• [Goal of the exercise] Copy all lines in which the word "true" can be found.

• [Collected data entries]
## Begin

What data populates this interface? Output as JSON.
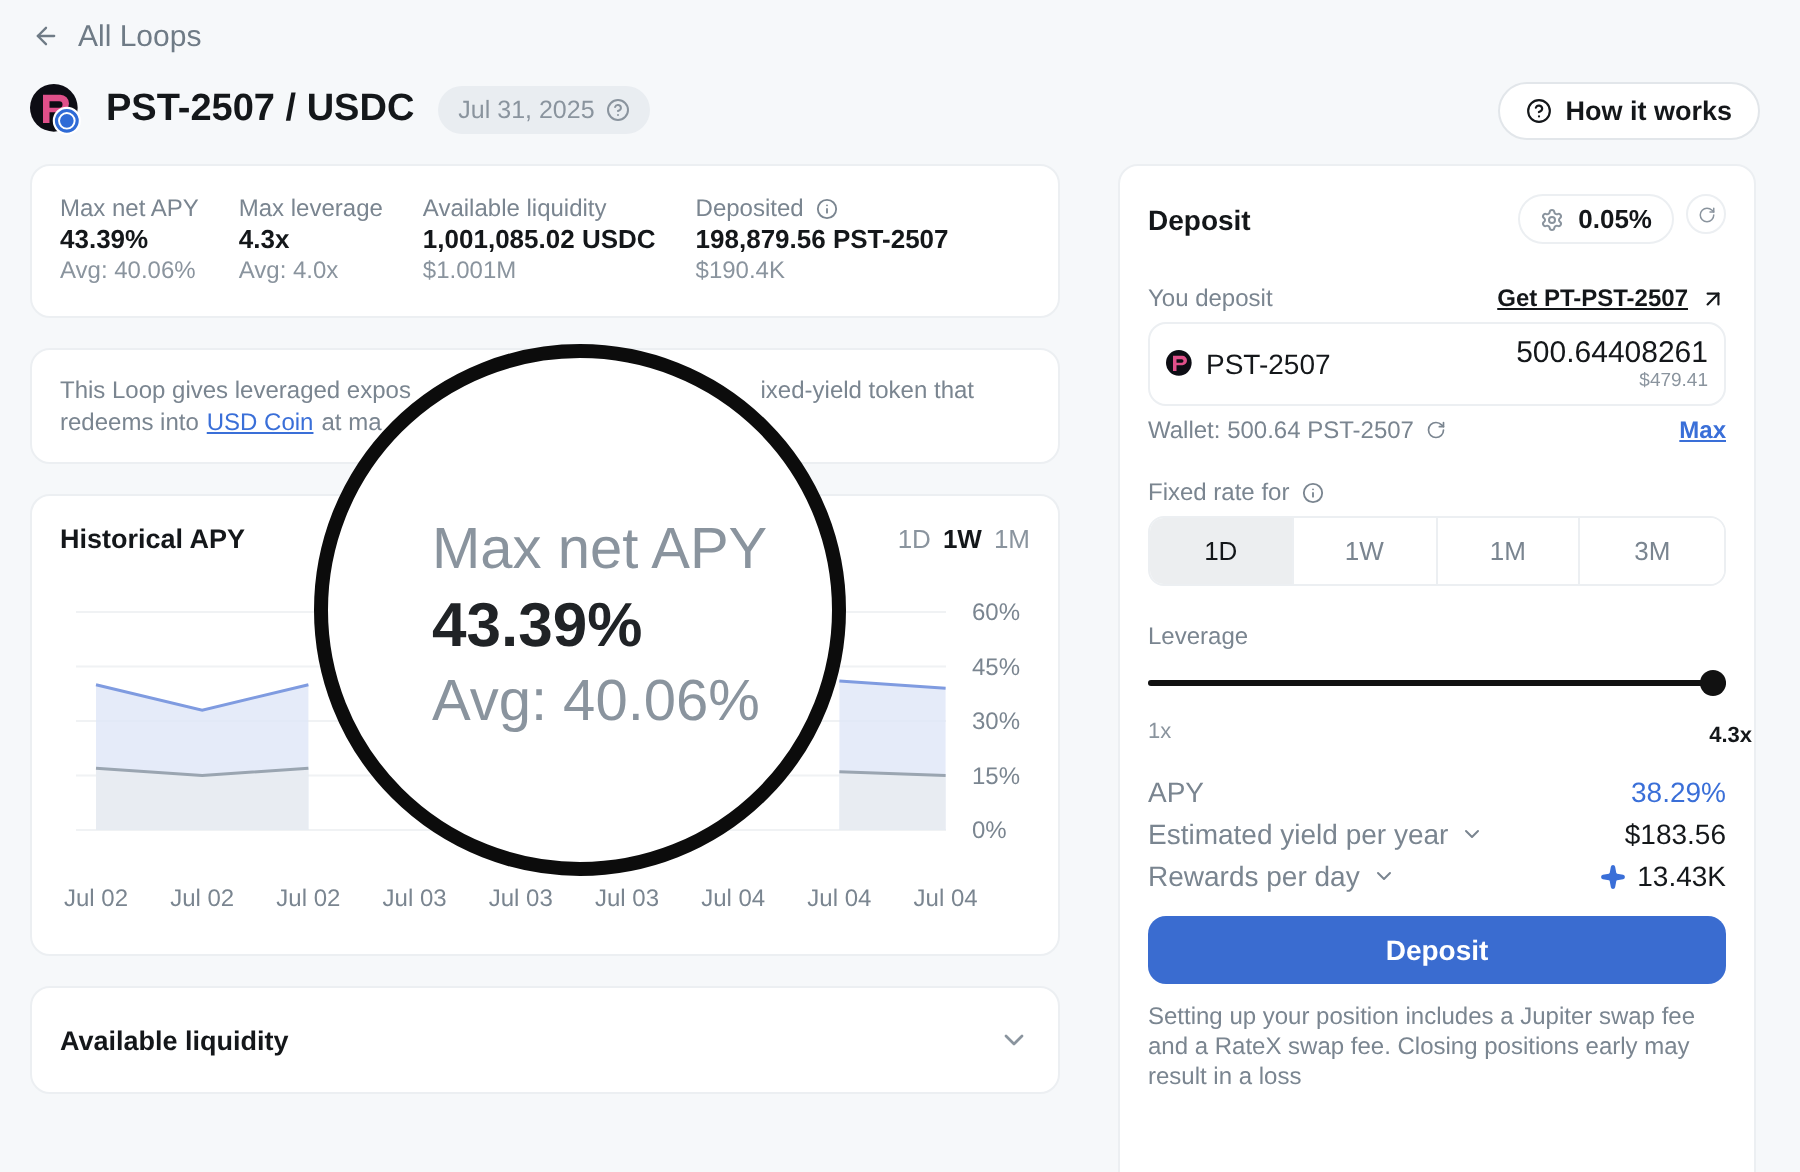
{
  "back_link": "All Loops",
  "header": {
    "title": "PST-2507 / USDC",
    "date": "Jul 31, 2025",
    "help_button": "How it works"
  },
  "stats": [
    {
      "label": "Max net APY",
      "value": "43.39%",
      "sub": "Avg: 40.06%",
      "info": false
    },
    {
      "label": "Max leverage",
      "value": "4.3x",
      "sub": "Avg: 4.0x",
      "info": false
    },
    {
      "label": "Available liquidity",
      "value": "1,001,085.02 USDC",
      "sub": "$1.001M",
      "info": false
    },
    {
      "label": "Deposited",
      "value": "198,879.56 PST-2507",
      "sub": "$190.4K",
      "info": true
    }
  ],
  "description": {
    "line_1_start": "This Loop gives leveraged expos",
    "line_1_end": "ixed-yield token that",
    "line_2_start": "redeems into",
    "line_2_link": "USD Coin",
    "line_2_end": "at ma"
  },
  "chart": {
    "title": "Historical APY",
    "ranges": [
      {
        "label": "1D",
        "selected": false
      },
      {
        "label": "1W",
        "selected": true
      },
      {
        "label": "1M",
        "selected": false
      }
    ],
    "chart_data": {
      "type": "area",
      "categories": [
        "Jul 02",
        "Jul 02",
        "Jul 02",
        "Jul 03",
        "Jul 03",
        "Jul 03",
        "Jul 04",
        "Jul 04",
        "Jul 04"
      ],
      "series": [
        {
          "color": "#7f9be0",
          "values": [
            40,
            33,
            40,
            null,
            null,
            null,
            null,
            41,
            39
          ]
        },
        {
          "color": "#9aa5b1",
          "values": [
            17,
            15,
            17,
            null,
            null,
            null,
            null,
            16,
            15
          ]
        }
      ],
      "ylim": [
        0,
        60
      ],
      "grid": true,
      "yticks": [
        {
          "value": 60,
          "label": "60%"
        },
        {
          "value": 45,
          "label": "45%"
        },
        {
          "value": 30,
          "label": "30%"
        },
        {
          "value": 15,
          "label": "15%"
        },
        {
          "value": 0,
          "label": "0%"
        }
      ]
    }
  },
  "liquidity_section": {
    "title": "Available liquidity",
    "expanded": false
  },
  "magnifier": {
    "label": "Max net APY",
    "value": "43.39%",
    "sub": "Avg: 40.06%"
  },
  "deposit": {
    "title": "Deposit",
    "slippage": "0.05%",
    "you_deposit": "You deposit",
    "get_link": "Get PT-PST-2507",
    "token": "PST-2507",
    "amount": "500.64408261",
    "amount_usd": "$479.41",
    "wallet": "Wallet: 500.64 PST-2507",
    "max": "Max",
    "fixed_rate_label": "Fixed rate for",
    "rates": [
      {
        "label": "1D",
        "selected": true
      },
      {
        "label": "1W",
        "selected": false
      },
      {
        "label": "1M",
        "selected": false
      },
      {
        "label": "3M",
        "selected": false
      }
    ],
    "leverage_label": "Leverage",
    "leverage": {
      "level": 1,
      "min": "1x",
      "value": "4.3x"
    },
    "rows": [
      {
        "label": "APY",
        "value": "38.29%",
        "kind": "plain"
      },
      {
        "label": "Estimated yield per year",
        "value": "$183.56",
        "kind": "dropdown"
      },
      {
        "label": "Rewards per day",
        "value": "13.43K",
        "kind": "reward"
      }
    ],
    "button": "Deposit",
    "note": "Setting up your position includes a Jupiter swap fee and a RateX swap fee. Closing positions early may result in a loss"
  }
}
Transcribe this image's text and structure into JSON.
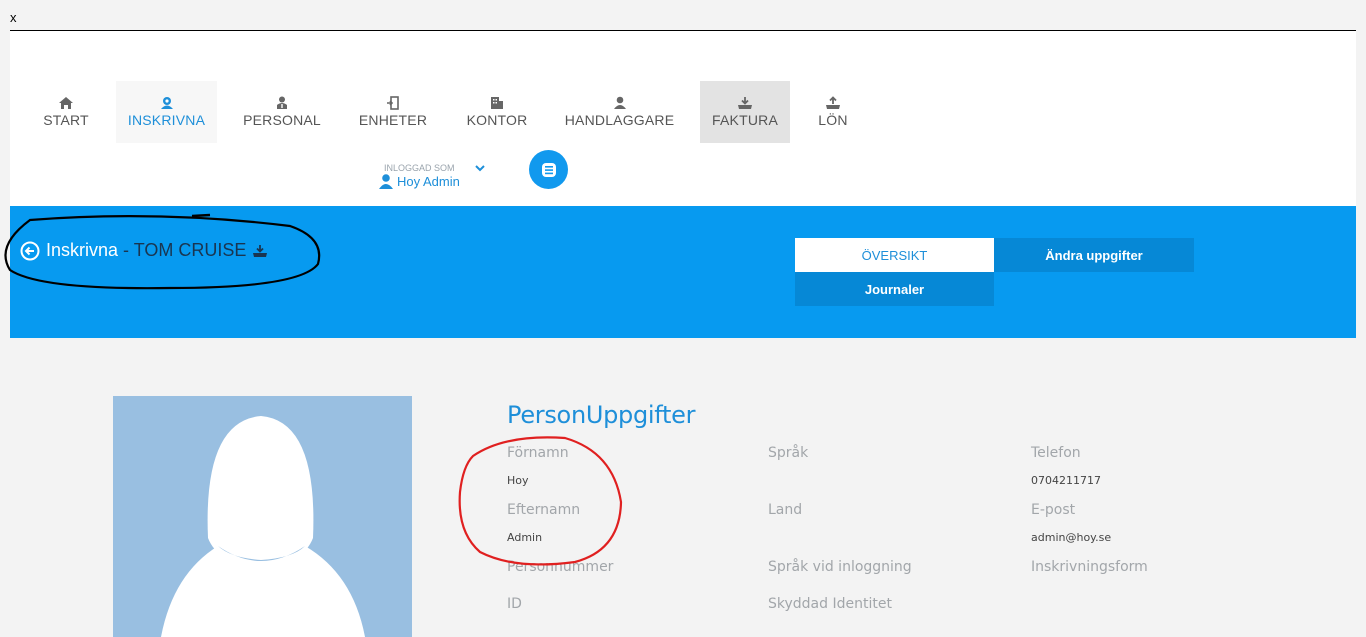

## End

• [Output for this exercise]
      "info": true
        "selected": true
      "grid": true,
        "selected": true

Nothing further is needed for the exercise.